• **WHAT YOU WILL DO**: Check each line of the material below for the string "solución", then report how many lines have it, and nothing else.
----
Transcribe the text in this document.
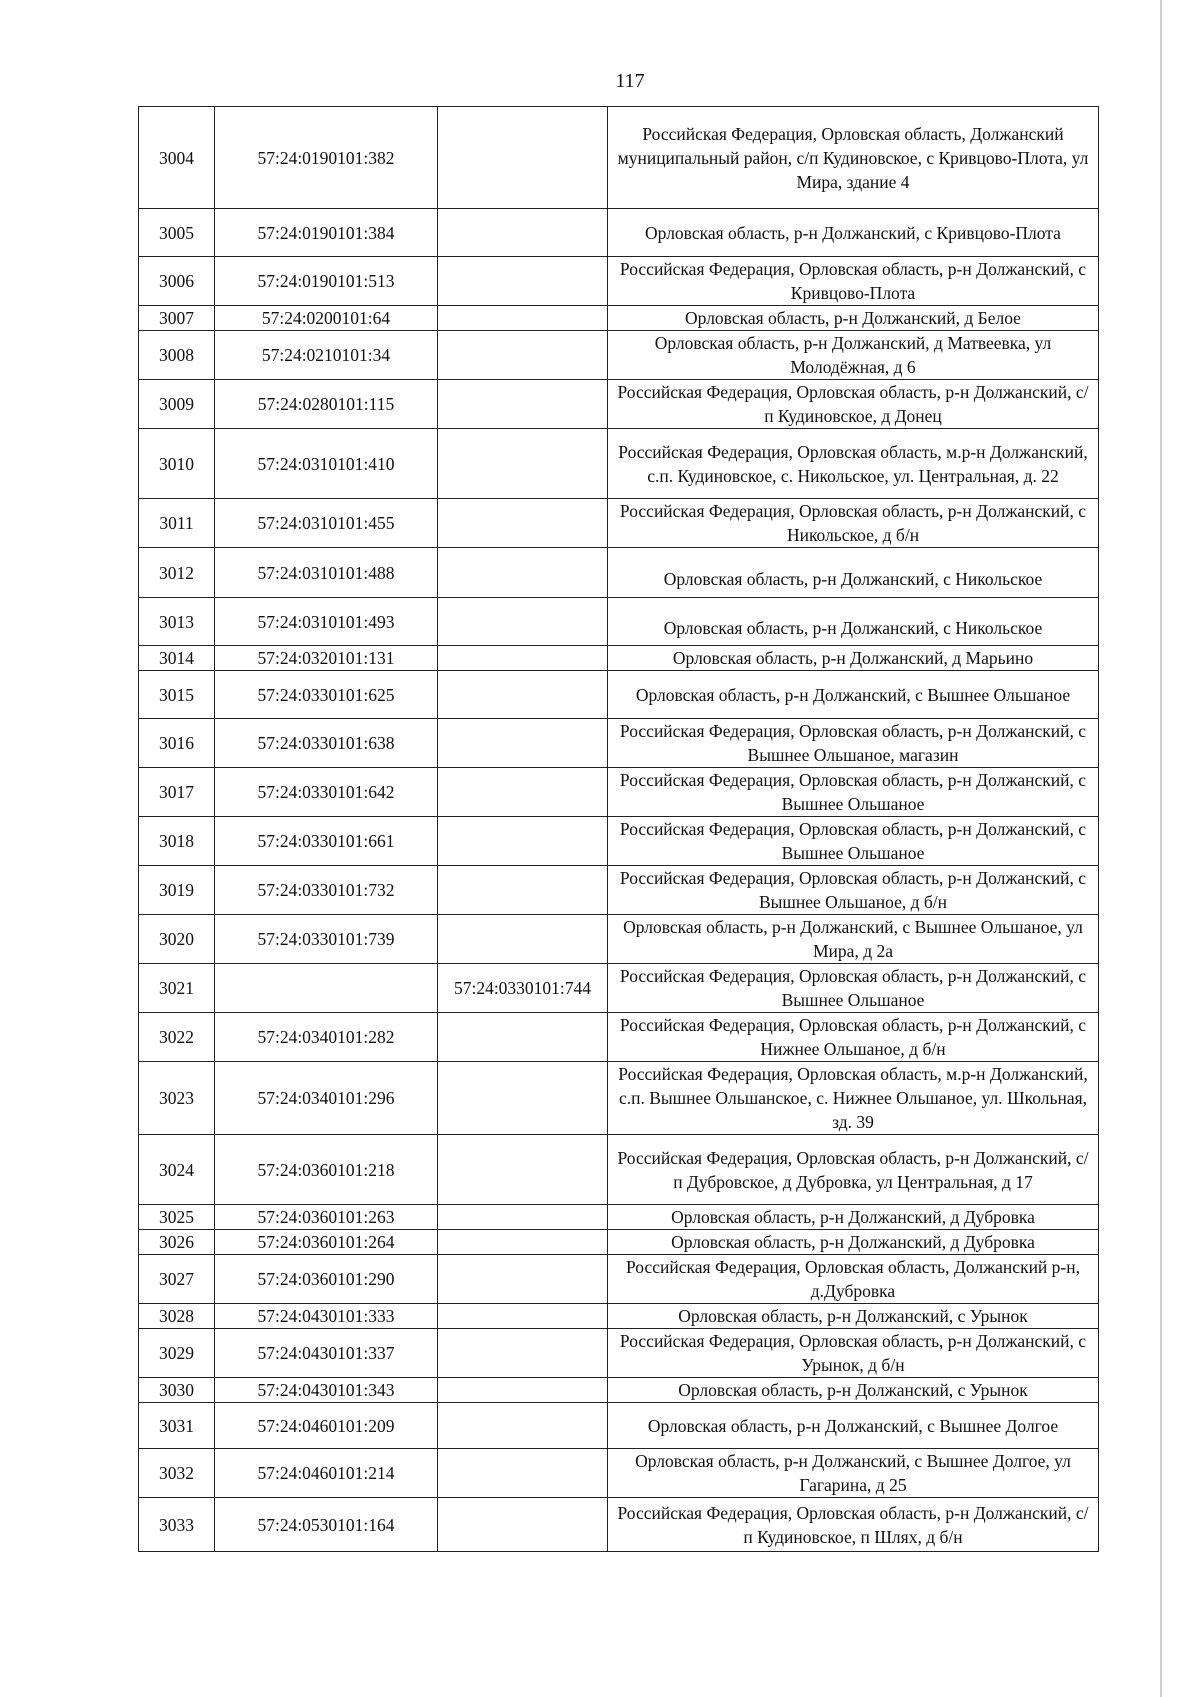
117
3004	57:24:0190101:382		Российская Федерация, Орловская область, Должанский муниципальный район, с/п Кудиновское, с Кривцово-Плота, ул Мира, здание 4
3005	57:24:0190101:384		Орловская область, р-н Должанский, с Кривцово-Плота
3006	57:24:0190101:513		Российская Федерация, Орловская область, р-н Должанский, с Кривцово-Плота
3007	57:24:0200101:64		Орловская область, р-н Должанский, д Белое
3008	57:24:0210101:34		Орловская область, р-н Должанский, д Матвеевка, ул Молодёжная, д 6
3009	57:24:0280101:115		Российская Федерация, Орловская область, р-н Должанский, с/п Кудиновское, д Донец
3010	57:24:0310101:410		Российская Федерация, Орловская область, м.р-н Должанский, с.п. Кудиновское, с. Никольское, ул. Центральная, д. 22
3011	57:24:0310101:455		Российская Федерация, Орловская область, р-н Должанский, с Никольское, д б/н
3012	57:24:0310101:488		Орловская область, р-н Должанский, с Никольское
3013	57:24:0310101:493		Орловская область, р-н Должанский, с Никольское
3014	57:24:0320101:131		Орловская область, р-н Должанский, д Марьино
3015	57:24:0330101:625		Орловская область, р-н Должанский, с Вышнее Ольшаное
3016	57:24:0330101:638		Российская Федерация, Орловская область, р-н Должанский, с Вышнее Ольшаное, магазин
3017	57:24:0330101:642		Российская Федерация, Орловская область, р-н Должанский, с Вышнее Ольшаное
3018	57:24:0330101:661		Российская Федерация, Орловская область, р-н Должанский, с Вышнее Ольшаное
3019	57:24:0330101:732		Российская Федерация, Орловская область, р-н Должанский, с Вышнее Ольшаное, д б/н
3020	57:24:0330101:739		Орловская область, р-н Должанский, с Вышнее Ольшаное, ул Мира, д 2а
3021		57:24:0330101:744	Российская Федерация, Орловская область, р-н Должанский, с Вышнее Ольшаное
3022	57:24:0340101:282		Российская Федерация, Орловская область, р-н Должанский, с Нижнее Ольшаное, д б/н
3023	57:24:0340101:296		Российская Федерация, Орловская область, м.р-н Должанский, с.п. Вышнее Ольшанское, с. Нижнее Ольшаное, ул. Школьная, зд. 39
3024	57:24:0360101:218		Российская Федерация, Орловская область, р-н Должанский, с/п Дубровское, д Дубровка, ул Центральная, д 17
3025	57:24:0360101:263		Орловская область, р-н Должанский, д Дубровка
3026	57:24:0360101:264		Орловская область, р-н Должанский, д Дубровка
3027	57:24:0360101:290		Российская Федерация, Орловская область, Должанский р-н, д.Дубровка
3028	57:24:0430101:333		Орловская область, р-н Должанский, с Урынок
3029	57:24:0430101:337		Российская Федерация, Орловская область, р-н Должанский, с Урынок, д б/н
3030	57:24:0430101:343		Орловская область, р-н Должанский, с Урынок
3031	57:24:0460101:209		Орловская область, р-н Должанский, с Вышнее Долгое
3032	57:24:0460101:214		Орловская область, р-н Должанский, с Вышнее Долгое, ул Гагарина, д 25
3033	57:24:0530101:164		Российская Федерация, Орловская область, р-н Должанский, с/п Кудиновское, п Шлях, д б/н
----
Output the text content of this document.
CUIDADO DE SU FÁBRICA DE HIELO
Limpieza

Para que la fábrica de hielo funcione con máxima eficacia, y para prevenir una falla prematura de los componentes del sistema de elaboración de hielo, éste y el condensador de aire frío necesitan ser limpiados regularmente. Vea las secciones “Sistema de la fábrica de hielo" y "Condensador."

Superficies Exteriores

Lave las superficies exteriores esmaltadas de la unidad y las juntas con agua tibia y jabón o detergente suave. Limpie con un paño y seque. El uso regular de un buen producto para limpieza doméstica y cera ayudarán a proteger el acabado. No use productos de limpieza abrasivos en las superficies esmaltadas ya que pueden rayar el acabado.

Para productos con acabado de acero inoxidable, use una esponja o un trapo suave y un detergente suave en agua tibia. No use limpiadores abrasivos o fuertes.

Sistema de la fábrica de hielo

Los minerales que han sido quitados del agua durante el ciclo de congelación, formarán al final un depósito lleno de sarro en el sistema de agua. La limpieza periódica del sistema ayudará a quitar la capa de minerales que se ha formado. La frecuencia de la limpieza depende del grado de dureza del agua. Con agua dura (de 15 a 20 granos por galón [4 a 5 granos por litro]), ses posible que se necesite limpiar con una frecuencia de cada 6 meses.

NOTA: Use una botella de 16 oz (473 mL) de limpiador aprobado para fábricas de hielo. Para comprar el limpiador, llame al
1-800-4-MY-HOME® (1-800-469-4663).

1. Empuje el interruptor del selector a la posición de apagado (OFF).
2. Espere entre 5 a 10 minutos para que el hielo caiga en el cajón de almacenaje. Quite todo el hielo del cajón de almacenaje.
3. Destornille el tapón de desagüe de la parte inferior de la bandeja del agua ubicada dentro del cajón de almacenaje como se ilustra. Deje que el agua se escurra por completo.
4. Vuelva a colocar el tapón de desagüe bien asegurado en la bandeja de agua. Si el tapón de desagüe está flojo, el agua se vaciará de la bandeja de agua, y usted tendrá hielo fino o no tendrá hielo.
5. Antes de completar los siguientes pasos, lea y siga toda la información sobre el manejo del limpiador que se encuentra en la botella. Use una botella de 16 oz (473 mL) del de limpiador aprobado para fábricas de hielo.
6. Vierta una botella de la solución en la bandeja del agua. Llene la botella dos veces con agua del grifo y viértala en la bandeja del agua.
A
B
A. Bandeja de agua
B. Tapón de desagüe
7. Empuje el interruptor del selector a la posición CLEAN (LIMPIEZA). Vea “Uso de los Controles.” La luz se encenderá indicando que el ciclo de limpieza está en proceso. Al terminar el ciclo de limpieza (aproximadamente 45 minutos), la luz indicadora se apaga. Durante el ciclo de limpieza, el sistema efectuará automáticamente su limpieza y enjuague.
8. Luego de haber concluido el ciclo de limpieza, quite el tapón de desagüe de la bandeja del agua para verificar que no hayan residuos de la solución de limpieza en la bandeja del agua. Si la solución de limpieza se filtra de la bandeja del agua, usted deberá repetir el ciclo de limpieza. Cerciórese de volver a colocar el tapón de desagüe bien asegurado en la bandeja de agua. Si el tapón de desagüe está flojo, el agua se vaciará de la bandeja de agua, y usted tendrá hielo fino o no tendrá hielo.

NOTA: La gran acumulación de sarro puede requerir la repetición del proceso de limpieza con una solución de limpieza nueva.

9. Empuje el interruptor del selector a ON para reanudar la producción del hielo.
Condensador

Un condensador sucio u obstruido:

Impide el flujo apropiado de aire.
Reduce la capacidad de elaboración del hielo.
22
----
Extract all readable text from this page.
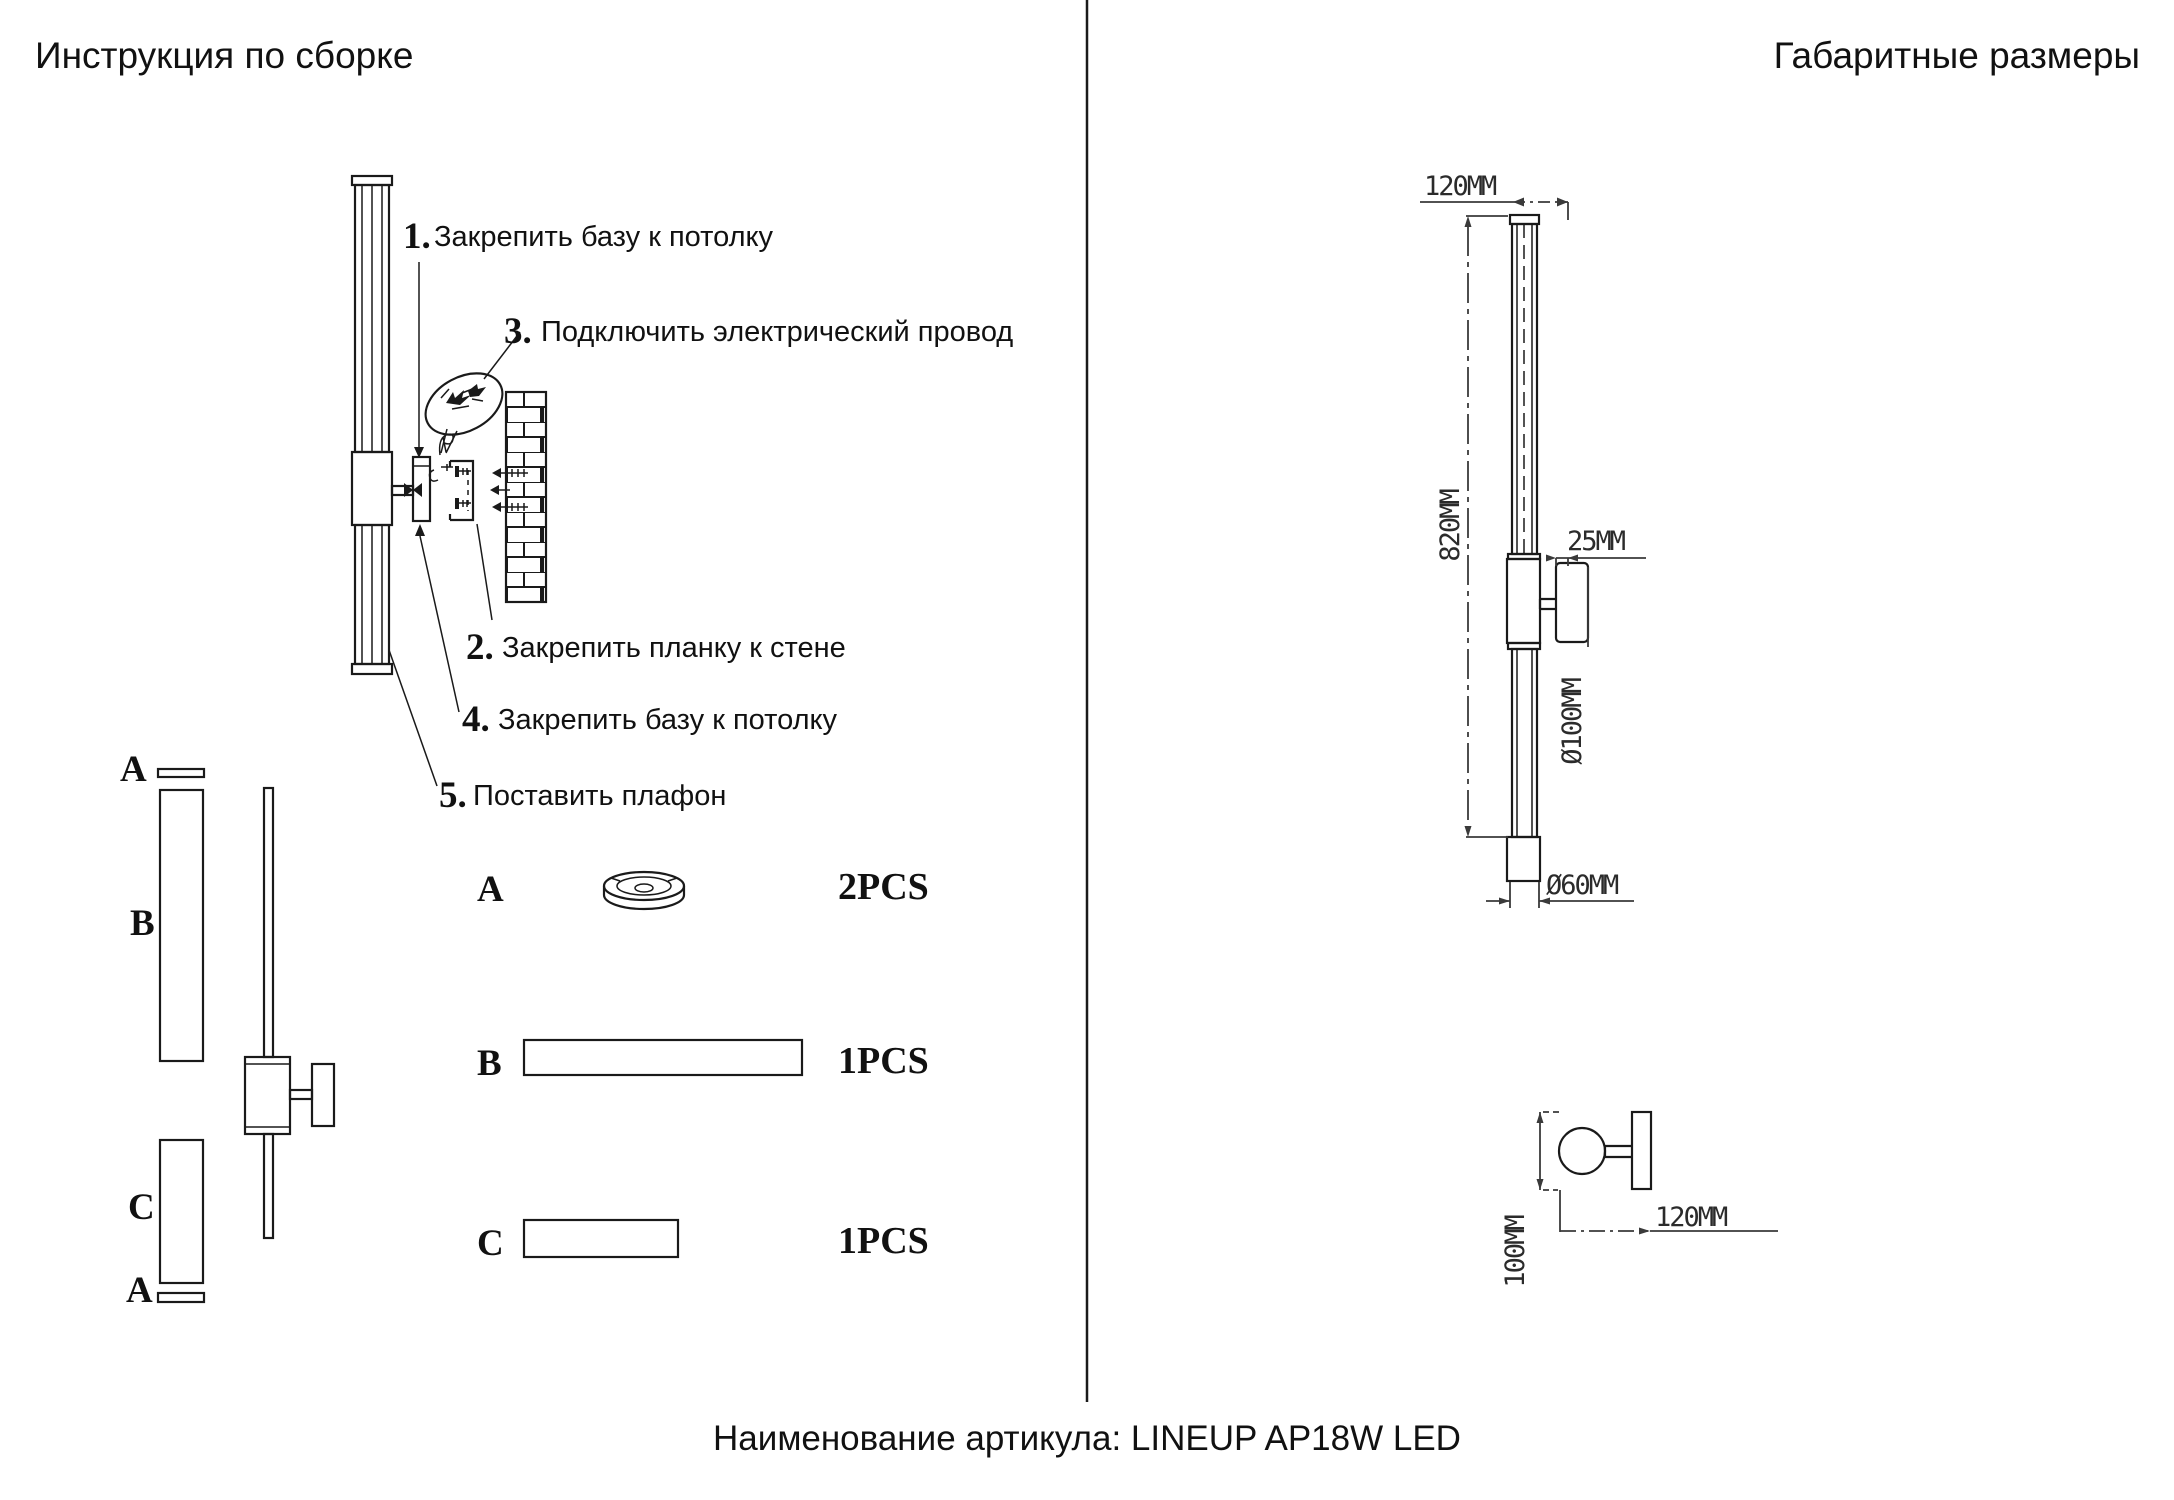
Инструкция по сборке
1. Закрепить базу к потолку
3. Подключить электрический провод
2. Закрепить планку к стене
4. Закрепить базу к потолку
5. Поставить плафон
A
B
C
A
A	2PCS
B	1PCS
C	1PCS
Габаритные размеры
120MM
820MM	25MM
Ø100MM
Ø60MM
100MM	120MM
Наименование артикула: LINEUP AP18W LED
----
• **ANSWER TO THE TASK**: 3